Exercise =
Copy each line below that contains "Stage".

*** Recorded data

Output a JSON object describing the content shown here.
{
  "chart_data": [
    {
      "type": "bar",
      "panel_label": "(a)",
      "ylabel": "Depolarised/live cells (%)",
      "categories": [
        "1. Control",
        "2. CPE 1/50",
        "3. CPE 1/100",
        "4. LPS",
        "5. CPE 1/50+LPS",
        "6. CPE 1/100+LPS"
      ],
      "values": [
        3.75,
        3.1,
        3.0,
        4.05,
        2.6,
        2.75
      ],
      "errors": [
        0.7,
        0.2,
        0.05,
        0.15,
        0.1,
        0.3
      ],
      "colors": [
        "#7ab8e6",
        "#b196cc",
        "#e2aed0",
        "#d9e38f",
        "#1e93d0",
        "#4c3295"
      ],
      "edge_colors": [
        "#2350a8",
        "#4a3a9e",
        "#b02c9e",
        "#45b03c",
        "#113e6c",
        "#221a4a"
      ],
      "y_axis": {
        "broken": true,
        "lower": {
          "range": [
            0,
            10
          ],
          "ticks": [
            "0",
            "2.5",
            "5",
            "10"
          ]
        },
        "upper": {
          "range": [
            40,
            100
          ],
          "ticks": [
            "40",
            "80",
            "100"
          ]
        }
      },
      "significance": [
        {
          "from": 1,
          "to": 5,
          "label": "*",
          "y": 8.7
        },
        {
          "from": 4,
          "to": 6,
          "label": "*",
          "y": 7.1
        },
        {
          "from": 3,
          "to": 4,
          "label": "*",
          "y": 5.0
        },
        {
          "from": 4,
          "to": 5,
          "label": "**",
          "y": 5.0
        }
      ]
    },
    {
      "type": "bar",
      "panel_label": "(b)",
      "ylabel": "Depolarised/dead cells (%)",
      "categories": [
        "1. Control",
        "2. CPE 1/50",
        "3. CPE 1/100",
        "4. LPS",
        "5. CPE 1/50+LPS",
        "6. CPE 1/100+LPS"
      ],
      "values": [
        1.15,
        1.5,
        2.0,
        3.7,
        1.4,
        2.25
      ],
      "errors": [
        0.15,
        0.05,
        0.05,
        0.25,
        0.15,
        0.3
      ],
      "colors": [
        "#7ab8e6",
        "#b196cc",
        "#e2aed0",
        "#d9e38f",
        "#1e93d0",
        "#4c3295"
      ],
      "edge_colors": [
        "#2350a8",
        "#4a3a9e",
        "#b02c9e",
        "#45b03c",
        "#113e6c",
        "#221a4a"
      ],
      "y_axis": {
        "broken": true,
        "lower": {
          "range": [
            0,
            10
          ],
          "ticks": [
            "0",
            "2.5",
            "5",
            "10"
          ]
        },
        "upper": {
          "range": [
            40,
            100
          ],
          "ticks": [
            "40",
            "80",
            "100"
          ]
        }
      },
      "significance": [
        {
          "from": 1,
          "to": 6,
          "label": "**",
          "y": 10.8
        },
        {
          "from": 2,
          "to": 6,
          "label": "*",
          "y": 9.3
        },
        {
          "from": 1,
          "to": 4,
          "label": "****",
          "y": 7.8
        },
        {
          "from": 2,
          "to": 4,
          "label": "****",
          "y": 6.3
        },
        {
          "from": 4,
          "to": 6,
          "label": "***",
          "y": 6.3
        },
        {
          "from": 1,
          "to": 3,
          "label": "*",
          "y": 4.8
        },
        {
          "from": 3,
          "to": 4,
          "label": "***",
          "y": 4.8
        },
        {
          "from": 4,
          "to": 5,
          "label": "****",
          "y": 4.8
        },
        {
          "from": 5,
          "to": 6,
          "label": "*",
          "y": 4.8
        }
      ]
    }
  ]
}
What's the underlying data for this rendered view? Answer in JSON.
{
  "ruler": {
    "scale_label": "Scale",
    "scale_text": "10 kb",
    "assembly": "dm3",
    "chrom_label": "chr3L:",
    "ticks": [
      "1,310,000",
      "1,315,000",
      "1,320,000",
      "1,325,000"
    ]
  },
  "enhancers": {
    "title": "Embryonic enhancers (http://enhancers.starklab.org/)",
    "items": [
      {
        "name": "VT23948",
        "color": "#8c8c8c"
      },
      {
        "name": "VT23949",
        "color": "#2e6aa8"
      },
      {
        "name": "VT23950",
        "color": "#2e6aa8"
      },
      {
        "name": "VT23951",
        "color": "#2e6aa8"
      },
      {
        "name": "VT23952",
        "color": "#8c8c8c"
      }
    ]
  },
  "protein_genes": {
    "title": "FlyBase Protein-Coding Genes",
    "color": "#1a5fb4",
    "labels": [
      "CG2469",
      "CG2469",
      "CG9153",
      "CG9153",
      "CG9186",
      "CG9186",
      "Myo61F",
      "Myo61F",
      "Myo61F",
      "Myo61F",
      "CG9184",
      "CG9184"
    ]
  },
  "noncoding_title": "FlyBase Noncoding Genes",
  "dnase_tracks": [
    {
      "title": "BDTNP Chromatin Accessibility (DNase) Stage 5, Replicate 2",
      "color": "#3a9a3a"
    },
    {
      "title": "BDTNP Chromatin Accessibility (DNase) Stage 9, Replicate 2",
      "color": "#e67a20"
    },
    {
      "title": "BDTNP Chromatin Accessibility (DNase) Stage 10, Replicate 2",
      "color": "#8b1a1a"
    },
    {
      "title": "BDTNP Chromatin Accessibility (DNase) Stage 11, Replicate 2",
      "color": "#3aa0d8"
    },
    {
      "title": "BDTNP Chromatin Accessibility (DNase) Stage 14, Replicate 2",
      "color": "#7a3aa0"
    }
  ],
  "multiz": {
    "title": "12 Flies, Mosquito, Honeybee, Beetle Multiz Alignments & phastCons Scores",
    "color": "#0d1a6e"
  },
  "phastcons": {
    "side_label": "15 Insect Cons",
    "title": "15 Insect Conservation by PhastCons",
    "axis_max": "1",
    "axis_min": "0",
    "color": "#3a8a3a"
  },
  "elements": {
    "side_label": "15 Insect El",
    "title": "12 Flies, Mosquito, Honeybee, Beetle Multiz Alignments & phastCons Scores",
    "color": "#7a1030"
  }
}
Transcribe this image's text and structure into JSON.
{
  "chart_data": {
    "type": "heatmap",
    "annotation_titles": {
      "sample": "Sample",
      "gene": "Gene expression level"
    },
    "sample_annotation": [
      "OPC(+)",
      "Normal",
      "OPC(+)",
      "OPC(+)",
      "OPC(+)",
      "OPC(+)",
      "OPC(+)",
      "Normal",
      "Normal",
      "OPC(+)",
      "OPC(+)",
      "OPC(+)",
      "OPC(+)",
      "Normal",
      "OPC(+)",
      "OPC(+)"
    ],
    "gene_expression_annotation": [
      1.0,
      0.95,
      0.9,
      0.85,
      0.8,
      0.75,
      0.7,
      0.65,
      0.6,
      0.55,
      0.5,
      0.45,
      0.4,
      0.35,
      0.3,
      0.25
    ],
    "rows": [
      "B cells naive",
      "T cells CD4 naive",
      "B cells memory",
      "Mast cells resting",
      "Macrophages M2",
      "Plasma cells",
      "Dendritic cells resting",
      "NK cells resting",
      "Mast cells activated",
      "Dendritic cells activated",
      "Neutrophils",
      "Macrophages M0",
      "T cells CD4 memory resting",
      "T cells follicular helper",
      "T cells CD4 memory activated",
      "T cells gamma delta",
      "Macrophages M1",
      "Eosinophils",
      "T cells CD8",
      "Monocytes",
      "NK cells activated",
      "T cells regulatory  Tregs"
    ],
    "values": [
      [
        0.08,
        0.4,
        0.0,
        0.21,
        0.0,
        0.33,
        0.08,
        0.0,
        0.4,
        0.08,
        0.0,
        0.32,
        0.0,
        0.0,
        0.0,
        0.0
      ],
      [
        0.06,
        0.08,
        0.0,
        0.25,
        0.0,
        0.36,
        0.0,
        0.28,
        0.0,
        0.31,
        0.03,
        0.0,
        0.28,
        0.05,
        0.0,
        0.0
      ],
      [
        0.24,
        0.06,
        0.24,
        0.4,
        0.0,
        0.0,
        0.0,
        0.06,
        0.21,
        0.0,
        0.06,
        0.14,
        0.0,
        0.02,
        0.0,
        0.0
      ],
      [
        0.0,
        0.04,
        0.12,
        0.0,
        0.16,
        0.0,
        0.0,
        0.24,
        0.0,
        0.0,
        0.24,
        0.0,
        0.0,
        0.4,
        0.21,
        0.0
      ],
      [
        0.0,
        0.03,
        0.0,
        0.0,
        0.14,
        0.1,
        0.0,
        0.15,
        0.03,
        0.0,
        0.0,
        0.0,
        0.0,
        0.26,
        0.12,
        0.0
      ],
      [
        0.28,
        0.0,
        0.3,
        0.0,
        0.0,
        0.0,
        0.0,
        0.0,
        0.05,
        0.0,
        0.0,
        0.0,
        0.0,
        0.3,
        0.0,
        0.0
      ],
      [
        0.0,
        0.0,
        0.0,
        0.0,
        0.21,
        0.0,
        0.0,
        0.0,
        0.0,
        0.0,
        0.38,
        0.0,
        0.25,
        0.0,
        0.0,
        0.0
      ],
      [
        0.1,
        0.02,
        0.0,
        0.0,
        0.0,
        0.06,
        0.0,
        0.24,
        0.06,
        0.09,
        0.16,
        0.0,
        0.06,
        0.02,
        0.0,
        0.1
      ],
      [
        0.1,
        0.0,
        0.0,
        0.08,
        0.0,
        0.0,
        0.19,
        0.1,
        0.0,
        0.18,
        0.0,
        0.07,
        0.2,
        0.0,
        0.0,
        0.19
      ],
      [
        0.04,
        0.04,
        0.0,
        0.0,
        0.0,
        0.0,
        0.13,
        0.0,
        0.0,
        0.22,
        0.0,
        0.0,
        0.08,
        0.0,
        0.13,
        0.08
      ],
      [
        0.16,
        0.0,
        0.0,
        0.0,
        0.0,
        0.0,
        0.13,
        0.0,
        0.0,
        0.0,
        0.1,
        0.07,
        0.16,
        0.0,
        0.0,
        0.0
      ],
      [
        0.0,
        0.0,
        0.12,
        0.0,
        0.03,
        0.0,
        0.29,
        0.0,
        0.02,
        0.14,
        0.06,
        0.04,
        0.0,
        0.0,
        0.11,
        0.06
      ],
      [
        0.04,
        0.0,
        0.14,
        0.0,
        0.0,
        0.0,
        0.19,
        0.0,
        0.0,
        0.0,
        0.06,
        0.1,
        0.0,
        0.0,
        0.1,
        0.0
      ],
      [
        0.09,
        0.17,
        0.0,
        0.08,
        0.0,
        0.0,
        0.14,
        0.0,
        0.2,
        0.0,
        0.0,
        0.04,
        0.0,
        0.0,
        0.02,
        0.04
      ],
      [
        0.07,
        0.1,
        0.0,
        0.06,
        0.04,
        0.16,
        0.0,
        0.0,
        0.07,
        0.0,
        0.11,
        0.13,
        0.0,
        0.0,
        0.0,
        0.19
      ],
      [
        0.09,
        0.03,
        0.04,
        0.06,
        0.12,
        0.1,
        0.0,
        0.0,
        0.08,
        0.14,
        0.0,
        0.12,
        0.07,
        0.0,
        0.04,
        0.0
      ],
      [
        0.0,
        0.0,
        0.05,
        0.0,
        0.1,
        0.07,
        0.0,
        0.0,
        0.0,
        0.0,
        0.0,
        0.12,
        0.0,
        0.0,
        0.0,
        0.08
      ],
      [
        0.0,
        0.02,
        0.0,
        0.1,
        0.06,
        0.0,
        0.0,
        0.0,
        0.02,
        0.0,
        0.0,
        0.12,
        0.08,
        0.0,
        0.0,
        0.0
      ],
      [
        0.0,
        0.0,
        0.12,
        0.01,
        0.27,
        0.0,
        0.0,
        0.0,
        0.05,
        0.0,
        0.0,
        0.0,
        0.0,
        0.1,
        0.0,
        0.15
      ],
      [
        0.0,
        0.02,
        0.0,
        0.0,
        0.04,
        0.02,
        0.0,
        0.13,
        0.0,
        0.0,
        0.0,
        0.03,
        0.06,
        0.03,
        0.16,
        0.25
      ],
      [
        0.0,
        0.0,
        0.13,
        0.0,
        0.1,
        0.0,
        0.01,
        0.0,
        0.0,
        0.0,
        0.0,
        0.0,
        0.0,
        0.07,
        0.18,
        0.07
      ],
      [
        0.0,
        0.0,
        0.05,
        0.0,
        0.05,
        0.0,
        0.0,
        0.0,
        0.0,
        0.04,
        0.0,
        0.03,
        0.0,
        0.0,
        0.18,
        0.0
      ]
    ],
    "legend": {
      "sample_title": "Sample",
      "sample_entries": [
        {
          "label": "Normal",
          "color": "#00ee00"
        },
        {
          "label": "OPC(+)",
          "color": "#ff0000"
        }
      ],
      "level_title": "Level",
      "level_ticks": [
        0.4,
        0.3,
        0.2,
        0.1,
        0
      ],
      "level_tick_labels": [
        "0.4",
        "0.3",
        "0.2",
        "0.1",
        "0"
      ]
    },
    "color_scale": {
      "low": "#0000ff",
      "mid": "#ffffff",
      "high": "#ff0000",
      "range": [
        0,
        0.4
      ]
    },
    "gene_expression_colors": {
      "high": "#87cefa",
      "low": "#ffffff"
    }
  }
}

******

Solution to this problem =
      "title": "BDTNP Chromatin Accessibility (DNase) Stage 5, Replicate 2",
      "title": "BDTNP Chromatin Accessibility (DNase) Stage 9, Replicate 2",
      "title": "BDTNP Chromatin Accessibility (DNase) Stage 10, Replicate 2",
      "title": "BDTNP Chromatin Accessibility (DNase) Stage 11, Replicate 2",
      "title": "BDTNP Chromatin Accessibility (DNase) Stage 14, Replicate 2",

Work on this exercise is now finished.